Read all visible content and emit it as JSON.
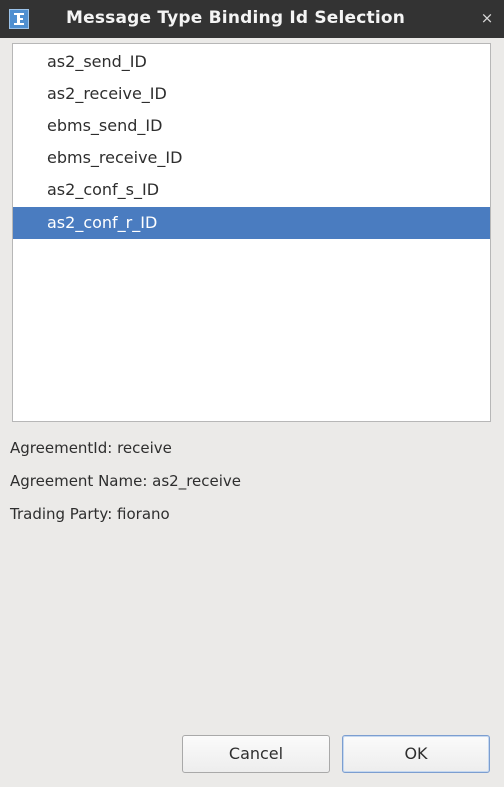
{
  "window": {
    "title": "Message Type Binding Id Selection",
    "close_glyph": "×",
    "app_icon": "fiorano-app-icon"
  },
  "list": {
    "items": [
      {
        "label": "as2_send_ID",
        "selected": false
      },
      {
        "label": "as2_receive_ID",
        "selected": false
      },
      {
        "label": "ebms_send_ID",
        "selected": false
      },
      {
        "label": "ebms_receive_ID",
        "selected": false
      },
      {
        "label": "as2_conf_s_ID",
        "selected": false
      },
      {
        "label": "as2_conf_r_ID",
        "selected": true
      }
    ],
    "selection_color": "#4a7cc0"
  },
  "details": {
    "agreement_id": "AgreementId: receive",
    "agreement_name": "Agreement Name: as2_receive",
    "trading_party": "Trading Party: fiorano"
  },
  "buttons": {
    "cancel_label": "Cancel",
    "ok_label": "OK"
  }
}
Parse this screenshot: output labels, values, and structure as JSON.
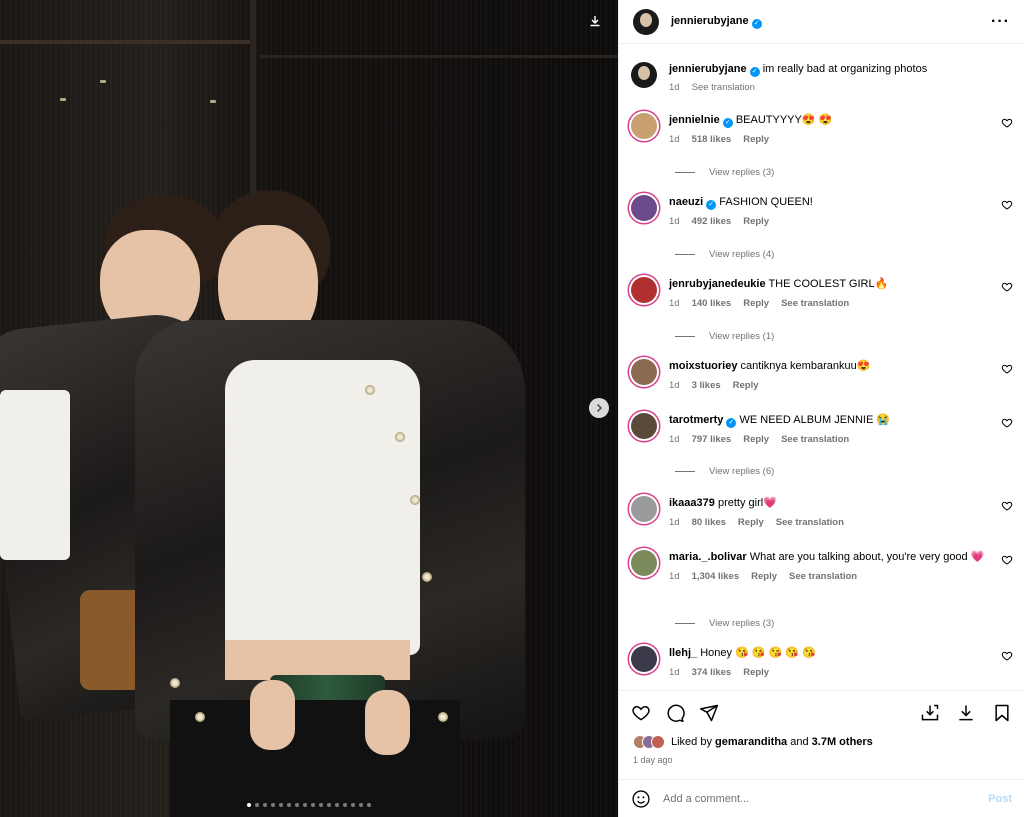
{
  "media": {
    "slide_count": 16,
    "active_slide": 1
  },
  "header": {
    "username": "jennierubyjane",
    "verified": true
  },
  "caption": {
    "username": "jennierubyjane",
    "text": "im really bad at organizing photos",
    "time": "1d",
    "see_translation": "See translation"
  },
  "comments": [
    {
      "username": "jennielnie",
      "verified": true,
      "text": "BEAUTYYYY😍 😍",
      "time": "1d",
      "likes": "518 likes",
      "reply": "Reply",
      "view_replies": "View replies (3)",
      "avatar_color": "#c8a070"
    },
    {
      "username": "naeuzi",
      "verified": true,
      "text": "FASHION QUEEN!",
      "time": "1d",
      "likes": "492 likes",
      "reply": "Reply",
      "view_replies": "View replies (4)",
      "avatar_color": "#6a4a8a"
    },
    {
      "username": "jenrubyjanedeukie",
      "verified": false,
      "text": "THE COOLEST GIRL🔥",
      "time": "1d",
      "likes": "140 likes",
      "reply": "Reply",
      "see_translation": "See translation",
      "view_replies": "View replies (1)",
      "avatar_color": "#b03030"
    },
    {
      "username": "moixstuoriey",
      "verified": false,
      "text": "cantiknya kembarankuu😍",
      "time": "1d",
      "likes": "3 likes",
      "reply": "Reply",
      "avatar_color": "#8a6a50"
    },
    {
      "username": "tarotmerty",
      "verified": true,
      "text": "WE NEED ALBUM JENNIE 😭",
      "time": "1d",
      "likes": "797 likes",
      "reply": "Reply",
      "see_translation": "See translation",
      "view_replies": "View replies (6)",
      "avatar_color": "#5a4a3a"
    },
    {
      "username": "ikaaa379",
      "verified": false,
      "text": "pretty girl💗",
      "time": "1d",
      "likes": "80 likes",
      "reply": "Reply",
      "see_translation": "See translation",
      "avatar_color": "#9a9a9a"
    },
    {
      "username": "maria._.bolivar",
      "verified": false,
      "text": "What are you talking about, you're very good 💗",
      "time": "1d",
      "likes": "1,304 likes",
      "reply": "Reply",
      "see_translation": "See translation",
      "view_replies": "View replies (3)",
      "avatar_color": "#7a8a5a"
    },
    {
      "username": "llehj_",
      "verified": false,
      "text": "Honey 😘 😘 😘 😘 😘",
      "time": "1d",
      "likes": "374 likes",
      "reply": "Reply",
      "avatar_color": "#3a3a4a"
    }
  ],
  "footer": {
    "liked_by_prefix": "Liked by",
    "liked_by_user": "gemaranditha",
    "liked_by_and": "and",
    "liked_by_others": "3.7M others",
    "time_ago": "1 day ago",
    "comment_placeholder": "Add a comment...",
    "post_label": "Post"
  },
  "colors": {
    "verified": "#0095f6",
    "story_ring": "#d93f8b",
    "post_disabled": "#b3dbff",
    "muted_text": "#737373"
  }
}
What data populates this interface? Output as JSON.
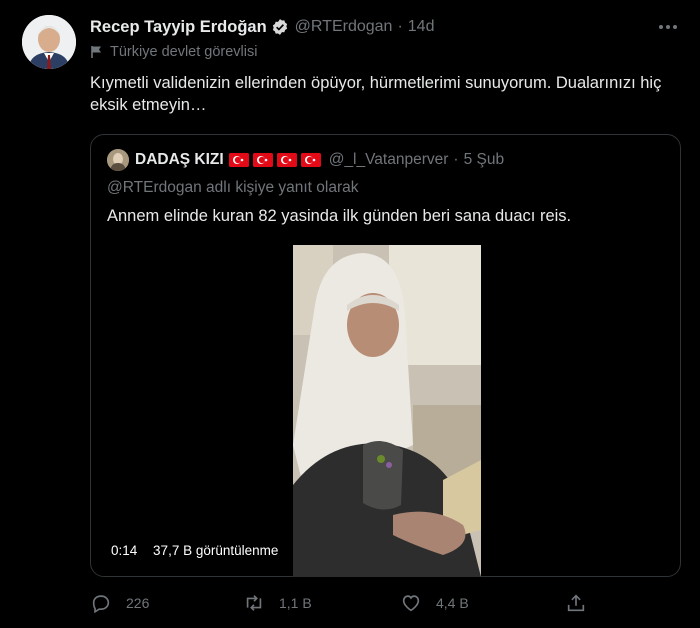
{
  "author": {
    "name": "Recep Tayyip Erdoğan",
    "handle": "@RTErdogan",
    "time": "14d",
    "label": "Türkiye devlet görevlisi"
  },
  "separator": "·",
  "tweet_text": "Kıymetli validenizin ellerinden öpüyor, hürmetlerimi sunuyorum. Dualarınızı hiç eksik etmeyin…",
  "quote": {
    "name": "DADAŞ KIZI",
    "handle": "@_l_Vatanperver",
    "time": "5 Şub",
    "reply_to": "@RTErdogan adlı kişiye yanıt olarak",
    "text": "Annem elinde kuran 82 yasinda ilk günden beri sana duacı reis.",
    "video": {
      "duration": "0:14",
      "views": "37,7 B görüntülenme"
    }
  },
  "actions": {
    "replies": "226",
    "retweets": "1,1 B",
    "likes": "4,4 B"
  },
  "colors": {
    "background": "#000000",
    "text": "#e7e9ea",
    "muted": "#71767b",
    "border": "#2f3336",
    "verified": "#d9d9d9",
    "flag": "#e30a17"
  },
  "icons": [
    "verified-icon",
    "more-icon",
    "flag-label-icon",
    "reply-icon",
    "retweet-icon",
    "like-icon",
    "share-icon"
  ]
}
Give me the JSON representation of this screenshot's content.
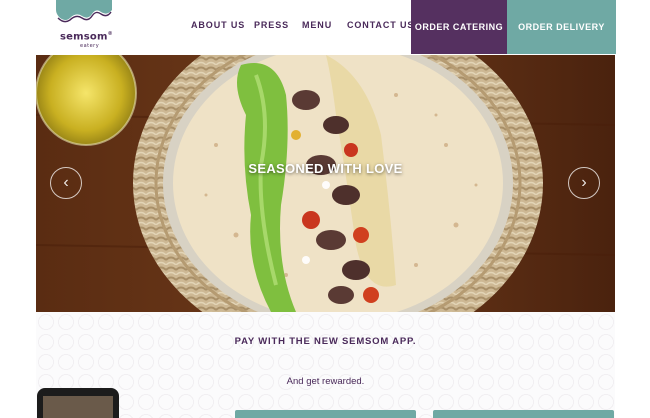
{
  "brand": {
    "name": "semsom",
    "registered": "®",
    "tagline": "eatery",
    "primary_color": "#553060",
    "accent_color": "#6fa9a4"
  },
  "nav": {
    "items": [
      {
        "label": "ABOUT US"
      },
      {
        "label": "PRESS"
      },
      {
        "label": "MENU"
      },
      {
        "label": "CONTACT US"
      }
    ],
    "order_catering": "ORDER CATERING",
    "order_delivery": "ORDER DELIVERY"
  },
  "hero": {
    "caption": "SEASONED WITH LOVE",
    "prev_icon": "chevron-left-icon",
    "next_icon": "chevron-right-icon",
    "prev_glyph": "‹",
    "next_glyph": "›"
  },
  "promo": {
    "title": "PAY WITH THE NEW SEMSOM APP.",
    "subtitle": "And get rewarded."
  }
}
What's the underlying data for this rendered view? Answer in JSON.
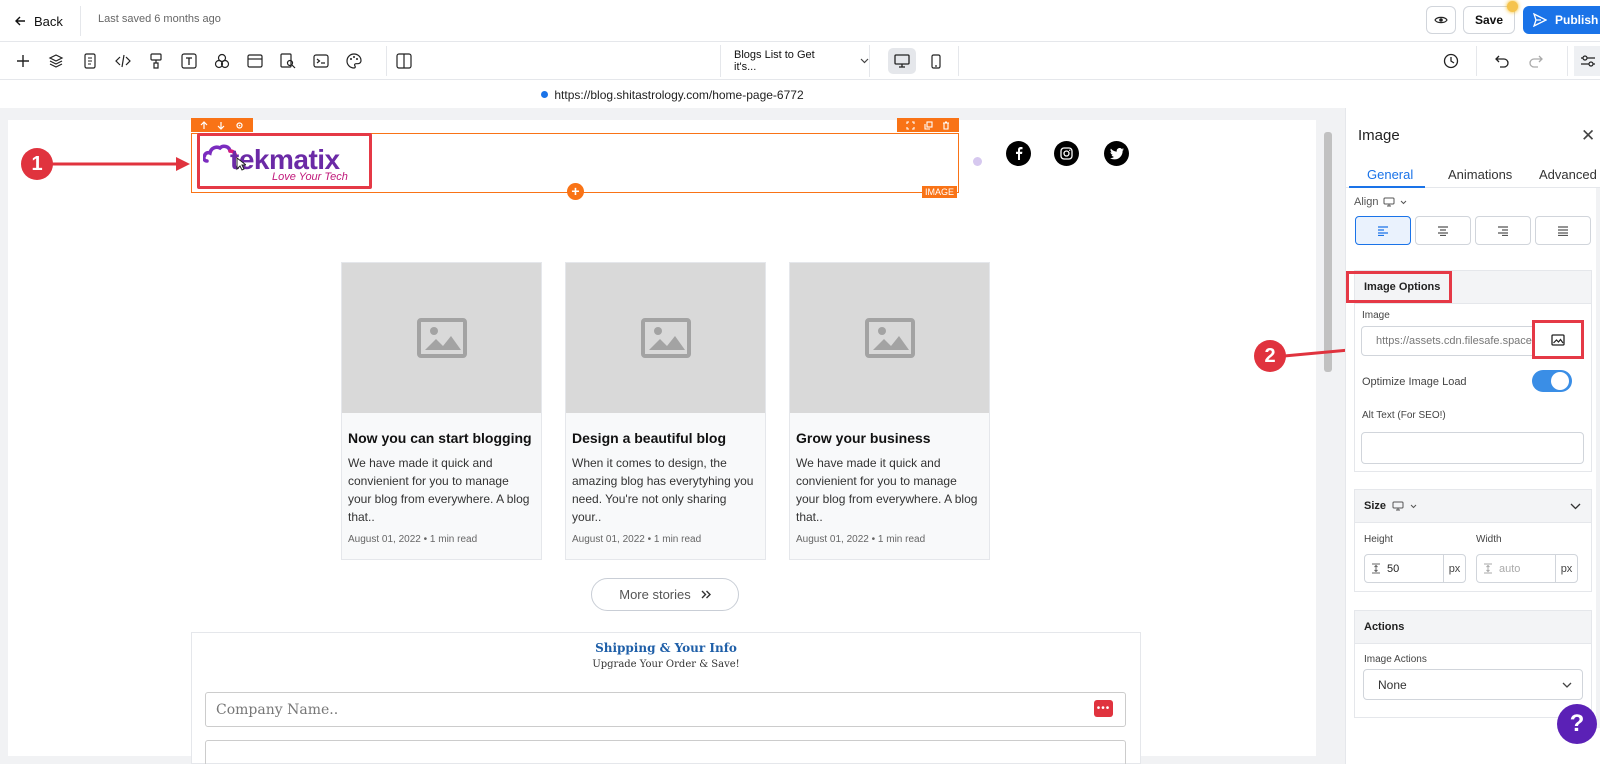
{
  "topbar": {
    "back_label": "Back",
    "saved_status": "Last saved 6 months ago",
    "save_label": "Save",
    "publish_label": "Publish"
  },
  "toolbar": {
    "icons": [
      "plus-icon",
      "layers-icon",
      "page-icon",
      "code-icon",
      "paint-icon",
      "text-icon",
      "shapes-icon",
      "section-icon",
      "search-page-icon",
      "terminal-icon",
      "palette-icon",
      "columns-icon"
    ],
    "page_selector": "Blogs List to Get it's...",
    "device": "desktop"
  },
  "url": "https://blog.shitastrology.com/home-page-6772",
  "canvas": {
    "selected_element_label": "IMAGE",
    "logo": {
      "name": "tekmatix",
      "tagline": "Love Your Tech"
    },
    "social": [
      "facebook",
      "instagram",
      "twitter"
    ],
    "cards": [
      {
        "title": "Now you can start blogging",
        "desc": "We have made it quick and convienient for you to manage your blog from everywhere. A blog that..",
        "date": "August 01, 2022",
        "read": "1 min read"
      },
      {
        "title": "Design a beautiful blog",
        "desc": "When it comes to design, the amazing blog has everytyhing you need. You're not only sharing your..",
        "date": "August 01, 2022",
        "read": "1 min read"
      },
      {
        "title": "Grow your business",
        "desc": "We have made it quick and convienient for you to manage your blog from everywhere. A blog that..",
        "date": "August 01, 2022",
        "read": "1 min read"
      }
    ],
    "more_label": "More stories",
    "form": {
      "title": "Shipping & Your Info",
      "subtitle": "Upgrade Your Order & Save!",
      "company_placeholder": "Company Name.."
    }
  },
  "annotations": {
    "one": "1",
    "two": "2"
  },
  "panel": {
    "title": "Image",
    "tabs": [
      "General",
      "Animations",
      "Advanced"
    ],
    "active_tab": "General",
    "align_label": "Align",
    "image_options_title": "Image Options",
    "image_label": "Image",
    "image_url": "https://assets.cdn.filesafe.space/",
    "optimize_label": "Optimize Image Load",
    "optimize_on": true,
    "alt_label": "Alt Text (For SEO!)",
    "size_title": "Size",
    "height_label": "Height",
    "height_value": "50",
    "height_unit": "px",
    "width_label": "Width",
    "width_placeholder": "auto",
    "width_unit": "px",
    "actions_title": "Actions",
    "image_actions_label": "Image Actions",
    "image_actions_value": "None"
  },
  "colors": {
    "accent": "#1a73e8",
    "selection": "#f97316",
    "annotation": "#e53946",
    "help": "#5b21b6"
  }
}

__________________________________________________

_The exercise_
Return each full line of the entries that contains the word "tagline".

_Final answer_
    "tagline": "eatery",
      "tagline": "Love Your Tech"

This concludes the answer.